WHAT IS EXPECTED -> From the entries that follow, gather each line holding the word "Wahl".

[BEGIN]

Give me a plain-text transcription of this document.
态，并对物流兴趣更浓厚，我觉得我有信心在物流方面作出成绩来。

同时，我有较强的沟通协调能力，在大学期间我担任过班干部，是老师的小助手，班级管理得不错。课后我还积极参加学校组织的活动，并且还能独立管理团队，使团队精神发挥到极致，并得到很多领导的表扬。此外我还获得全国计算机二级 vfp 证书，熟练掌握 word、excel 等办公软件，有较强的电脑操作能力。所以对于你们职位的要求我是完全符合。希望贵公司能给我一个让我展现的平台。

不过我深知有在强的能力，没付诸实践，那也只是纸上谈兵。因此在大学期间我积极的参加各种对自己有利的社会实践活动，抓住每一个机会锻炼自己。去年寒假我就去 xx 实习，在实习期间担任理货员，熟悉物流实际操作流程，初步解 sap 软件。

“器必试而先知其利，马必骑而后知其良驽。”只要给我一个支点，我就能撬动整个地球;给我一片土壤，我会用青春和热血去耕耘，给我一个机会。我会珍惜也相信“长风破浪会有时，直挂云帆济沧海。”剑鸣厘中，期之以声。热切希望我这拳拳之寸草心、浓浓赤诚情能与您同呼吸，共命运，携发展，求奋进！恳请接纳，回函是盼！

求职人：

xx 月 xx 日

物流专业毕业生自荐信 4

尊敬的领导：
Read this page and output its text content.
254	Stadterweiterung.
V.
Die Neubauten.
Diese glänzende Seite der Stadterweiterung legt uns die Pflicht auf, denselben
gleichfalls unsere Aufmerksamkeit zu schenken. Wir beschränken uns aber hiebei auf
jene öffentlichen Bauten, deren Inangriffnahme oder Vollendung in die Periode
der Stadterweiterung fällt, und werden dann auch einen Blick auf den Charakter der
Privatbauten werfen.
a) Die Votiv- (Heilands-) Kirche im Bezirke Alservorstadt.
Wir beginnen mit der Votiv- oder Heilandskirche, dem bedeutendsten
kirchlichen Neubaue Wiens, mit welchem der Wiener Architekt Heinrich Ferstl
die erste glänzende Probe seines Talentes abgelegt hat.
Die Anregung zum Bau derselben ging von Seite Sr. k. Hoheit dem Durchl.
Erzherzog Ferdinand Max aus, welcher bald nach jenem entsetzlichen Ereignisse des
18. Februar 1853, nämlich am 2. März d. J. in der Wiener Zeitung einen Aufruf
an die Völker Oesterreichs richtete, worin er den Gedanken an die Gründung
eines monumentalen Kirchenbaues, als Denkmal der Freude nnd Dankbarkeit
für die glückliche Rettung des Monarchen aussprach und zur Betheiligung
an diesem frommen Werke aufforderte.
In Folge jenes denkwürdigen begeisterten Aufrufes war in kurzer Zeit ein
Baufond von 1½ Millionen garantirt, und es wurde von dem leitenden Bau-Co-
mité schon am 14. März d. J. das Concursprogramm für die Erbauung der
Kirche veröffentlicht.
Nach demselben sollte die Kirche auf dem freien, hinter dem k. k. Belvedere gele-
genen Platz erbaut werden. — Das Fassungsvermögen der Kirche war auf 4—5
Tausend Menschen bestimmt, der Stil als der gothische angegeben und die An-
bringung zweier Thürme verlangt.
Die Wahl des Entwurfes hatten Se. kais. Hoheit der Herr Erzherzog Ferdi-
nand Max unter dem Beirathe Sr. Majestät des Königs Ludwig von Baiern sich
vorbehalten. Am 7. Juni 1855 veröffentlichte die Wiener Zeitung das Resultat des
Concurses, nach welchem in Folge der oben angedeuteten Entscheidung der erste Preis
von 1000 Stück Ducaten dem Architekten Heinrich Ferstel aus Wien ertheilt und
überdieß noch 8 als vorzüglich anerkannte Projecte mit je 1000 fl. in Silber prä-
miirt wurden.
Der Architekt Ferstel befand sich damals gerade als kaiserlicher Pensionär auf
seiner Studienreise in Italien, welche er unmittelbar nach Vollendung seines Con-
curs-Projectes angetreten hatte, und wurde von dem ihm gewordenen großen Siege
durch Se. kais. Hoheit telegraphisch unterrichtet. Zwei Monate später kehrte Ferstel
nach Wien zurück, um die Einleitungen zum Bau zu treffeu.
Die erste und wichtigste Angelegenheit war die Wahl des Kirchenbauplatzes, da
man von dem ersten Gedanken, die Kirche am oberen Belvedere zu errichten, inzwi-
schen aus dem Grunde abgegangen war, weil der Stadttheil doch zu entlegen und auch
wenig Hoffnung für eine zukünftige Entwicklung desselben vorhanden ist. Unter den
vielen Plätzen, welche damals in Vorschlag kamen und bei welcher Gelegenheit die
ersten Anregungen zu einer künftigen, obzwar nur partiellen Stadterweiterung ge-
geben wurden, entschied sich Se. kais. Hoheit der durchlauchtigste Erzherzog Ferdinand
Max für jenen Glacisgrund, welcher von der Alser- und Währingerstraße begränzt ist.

[END]

COMPLETED TASK ->
Die Wahl des Entwurfes hatten Se. kais. Hoheit der Herr Erzherzog Ferdi-
Die erste und wichtigste Angelegenheit war die Wahl des Kirchenbauplatzes, da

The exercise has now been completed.